■ Prompt
Work out the number of lines containing "into". Answer with nothing but that number.

■ Material provided
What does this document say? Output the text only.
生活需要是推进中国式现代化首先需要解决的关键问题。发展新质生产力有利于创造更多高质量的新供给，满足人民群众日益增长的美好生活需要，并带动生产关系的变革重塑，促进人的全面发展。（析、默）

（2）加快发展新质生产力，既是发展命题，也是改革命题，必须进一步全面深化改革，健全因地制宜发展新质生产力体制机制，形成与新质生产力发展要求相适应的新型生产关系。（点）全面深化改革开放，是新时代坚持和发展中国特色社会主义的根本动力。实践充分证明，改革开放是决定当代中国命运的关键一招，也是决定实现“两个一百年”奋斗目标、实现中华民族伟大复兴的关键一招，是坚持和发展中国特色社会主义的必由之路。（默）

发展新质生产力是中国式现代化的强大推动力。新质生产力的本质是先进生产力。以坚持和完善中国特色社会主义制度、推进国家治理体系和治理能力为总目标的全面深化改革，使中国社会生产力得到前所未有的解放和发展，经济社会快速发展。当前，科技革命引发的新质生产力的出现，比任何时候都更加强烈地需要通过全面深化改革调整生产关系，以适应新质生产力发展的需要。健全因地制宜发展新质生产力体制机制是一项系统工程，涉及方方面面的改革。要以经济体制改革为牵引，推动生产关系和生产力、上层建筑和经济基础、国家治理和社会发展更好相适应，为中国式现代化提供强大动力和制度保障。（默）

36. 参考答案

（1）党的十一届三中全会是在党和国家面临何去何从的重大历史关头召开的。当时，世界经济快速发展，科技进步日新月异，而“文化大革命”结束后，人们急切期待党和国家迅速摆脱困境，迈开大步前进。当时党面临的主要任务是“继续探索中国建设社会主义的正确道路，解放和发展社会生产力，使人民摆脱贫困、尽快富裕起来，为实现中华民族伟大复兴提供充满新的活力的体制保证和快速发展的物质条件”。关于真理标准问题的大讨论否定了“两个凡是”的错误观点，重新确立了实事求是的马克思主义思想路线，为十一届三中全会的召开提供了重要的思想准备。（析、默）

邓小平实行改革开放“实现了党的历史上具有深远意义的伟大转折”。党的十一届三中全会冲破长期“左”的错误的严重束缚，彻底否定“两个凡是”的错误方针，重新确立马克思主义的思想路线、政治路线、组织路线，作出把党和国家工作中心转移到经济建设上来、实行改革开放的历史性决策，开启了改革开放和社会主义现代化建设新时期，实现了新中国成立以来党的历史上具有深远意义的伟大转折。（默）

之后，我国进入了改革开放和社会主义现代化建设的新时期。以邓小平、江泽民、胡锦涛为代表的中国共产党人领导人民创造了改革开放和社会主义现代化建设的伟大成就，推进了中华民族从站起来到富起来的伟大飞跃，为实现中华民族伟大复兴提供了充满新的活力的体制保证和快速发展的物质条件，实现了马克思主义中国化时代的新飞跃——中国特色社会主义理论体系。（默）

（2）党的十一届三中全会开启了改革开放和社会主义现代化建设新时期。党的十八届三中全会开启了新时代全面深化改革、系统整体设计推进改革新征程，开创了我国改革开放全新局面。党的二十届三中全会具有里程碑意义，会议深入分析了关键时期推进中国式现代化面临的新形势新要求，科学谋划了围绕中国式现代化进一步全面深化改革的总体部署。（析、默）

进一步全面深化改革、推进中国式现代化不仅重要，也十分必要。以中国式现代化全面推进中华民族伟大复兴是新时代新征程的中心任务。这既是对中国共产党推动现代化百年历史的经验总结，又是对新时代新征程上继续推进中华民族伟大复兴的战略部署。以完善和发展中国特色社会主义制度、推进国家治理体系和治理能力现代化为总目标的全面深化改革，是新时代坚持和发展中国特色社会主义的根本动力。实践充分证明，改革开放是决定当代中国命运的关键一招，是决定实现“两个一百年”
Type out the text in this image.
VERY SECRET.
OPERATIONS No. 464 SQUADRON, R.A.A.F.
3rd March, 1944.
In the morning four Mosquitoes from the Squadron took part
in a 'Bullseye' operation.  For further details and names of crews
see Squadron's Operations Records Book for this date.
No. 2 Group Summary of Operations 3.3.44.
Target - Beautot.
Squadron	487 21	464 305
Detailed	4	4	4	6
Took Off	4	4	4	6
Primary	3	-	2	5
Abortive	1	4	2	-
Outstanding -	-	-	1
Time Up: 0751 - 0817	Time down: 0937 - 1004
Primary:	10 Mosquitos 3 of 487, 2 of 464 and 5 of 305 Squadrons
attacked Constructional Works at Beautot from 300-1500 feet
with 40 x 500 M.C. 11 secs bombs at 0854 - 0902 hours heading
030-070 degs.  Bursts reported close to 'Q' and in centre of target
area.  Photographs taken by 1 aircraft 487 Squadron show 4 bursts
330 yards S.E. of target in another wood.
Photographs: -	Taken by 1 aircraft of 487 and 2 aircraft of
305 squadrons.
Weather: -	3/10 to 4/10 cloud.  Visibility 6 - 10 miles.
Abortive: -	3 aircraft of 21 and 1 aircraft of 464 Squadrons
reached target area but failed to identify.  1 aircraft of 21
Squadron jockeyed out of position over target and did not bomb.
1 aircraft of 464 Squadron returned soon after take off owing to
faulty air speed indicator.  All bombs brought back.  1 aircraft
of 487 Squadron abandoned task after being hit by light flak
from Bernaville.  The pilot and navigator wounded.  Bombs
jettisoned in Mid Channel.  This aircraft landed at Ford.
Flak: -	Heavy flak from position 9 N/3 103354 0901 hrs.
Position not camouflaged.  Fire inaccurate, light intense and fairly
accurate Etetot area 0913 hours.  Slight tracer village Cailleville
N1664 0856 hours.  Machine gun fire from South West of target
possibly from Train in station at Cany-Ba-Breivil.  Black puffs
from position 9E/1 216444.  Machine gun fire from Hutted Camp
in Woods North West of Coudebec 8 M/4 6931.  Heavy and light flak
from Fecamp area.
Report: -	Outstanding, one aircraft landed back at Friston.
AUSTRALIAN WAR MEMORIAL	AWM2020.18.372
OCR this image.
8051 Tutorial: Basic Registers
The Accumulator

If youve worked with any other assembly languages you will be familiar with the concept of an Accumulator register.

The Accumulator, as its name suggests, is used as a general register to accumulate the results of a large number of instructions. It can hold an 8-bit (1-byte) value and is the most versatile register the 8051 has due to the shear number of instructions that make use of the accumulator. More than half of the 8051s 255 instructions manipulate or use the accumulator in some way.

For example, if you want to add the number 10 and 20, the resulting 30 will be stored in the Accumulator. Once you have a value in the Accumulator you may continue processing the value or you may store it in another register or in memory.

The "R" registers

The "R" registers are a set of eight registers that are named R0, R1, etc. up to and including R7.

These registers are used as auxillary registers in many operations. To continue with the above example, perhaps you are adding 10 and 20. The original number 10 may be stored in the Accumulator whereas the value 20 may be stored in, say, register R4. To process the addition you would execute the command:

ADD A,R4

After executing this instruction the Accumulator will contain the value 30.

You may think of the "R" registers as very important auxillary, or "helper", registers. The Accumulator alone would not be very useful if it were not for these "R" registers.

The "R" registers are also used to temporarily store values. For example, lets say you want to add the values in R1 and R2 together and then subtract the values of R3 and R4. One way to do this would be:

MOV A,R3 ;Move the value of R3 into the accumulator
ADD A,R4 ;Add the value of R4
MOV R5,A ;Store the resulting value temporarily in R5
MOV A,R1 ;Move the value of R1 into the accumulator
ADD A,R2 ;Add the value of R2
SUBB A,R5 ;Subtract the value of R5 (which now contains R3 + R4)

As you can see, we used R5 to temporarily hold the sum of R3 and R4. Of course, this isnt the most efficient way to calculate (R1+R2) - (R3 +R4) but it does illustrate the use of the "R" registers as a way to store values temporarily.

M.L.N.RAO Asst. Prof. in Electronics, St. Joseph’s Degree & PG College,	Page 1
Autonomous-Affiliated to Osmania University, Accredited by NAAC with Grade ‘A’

■ Correct output
2